===== DATA =====
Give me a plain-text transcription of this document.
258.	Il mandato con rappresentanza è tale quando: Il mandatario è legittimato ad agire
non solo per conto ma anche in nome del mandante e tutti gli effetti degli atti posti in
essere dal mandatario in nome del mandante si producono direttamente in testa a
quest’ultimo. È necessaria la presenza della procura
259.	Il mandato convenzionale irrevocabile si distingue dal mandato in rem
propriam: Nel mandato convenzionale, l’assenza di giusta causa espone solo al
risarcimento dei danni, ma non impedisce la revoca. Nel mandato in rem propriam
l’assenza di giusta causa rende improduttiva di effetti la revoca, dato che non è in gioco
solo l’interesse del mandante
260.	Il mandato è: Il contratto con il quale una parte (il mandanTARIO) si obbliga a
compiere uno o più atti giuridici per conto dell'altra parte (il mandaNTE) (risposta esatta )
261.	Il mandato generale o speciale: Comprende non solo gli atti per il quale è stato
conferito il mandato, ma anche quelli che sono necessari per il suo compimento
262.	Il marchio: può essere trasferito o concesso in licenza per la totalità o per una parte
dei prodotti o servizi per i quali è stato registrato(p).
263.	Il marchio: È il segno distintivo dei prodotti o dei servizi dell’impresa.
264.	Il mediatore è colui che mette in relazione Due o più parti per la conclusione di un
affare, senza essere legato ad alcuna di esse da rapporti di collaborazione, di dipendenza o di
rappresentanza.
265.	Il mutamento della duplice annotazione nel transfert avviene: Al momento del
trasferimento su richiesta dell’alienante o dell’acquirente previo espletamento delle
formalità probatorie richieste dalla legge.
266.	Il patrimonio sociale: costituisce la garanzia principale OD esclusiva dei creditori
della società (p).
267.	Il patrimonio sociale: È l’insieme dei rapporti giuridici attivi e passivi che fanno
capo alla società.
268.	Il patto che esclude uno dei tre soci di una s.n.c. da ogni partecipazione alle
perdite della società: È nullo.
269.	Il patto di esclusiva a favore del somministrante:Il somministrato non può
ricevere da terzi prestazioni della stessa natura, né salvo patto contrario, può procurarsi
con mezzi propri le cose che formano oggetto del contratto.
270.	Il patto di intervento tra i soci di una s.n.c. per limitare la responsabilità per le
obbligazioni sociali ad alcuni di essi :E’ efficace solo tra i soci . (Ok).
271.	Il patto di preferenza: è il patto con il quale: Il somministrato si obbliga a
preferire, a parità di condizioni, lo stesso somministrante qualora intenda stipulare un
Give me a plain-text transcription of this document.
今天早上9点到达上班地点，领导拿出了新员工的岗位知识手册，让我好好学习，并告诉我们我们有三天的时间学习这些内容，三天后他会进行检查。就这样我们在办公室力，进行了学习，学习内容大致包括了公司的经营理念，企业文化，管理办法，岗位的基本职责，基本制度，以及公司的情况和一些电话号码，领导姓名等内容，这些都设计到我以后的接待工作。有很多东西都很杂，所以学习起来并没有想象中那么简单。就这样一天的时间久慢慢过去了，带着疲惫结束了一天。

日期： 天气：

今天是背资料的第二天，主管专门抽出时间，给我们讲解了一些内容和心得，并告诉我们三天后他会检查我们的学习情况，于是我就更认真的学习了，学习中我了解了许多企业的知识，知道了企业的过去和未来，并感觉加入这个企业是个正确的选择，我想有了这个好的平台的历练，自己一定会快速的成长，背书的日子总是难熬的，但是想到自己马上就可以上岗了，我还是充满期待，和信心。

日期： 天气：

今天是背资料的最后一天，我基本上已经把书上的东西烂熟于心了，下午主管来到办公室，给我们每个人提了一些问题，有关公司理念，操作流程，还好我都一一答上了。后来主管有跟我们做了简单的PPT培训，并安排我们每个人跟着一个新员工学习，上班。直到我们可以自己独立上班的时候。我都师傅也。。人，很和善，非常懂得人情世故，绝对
=====
Gather each line in the entries above where the string "somministrato" is found.

OUTPUT OF THE EXERCISE:
269.	Il patto di esclusiva a favore del somministrante:Il somministrato non può
271.	Il patto di preferenza: è il patto con il quale: Il somministrato si obbliga a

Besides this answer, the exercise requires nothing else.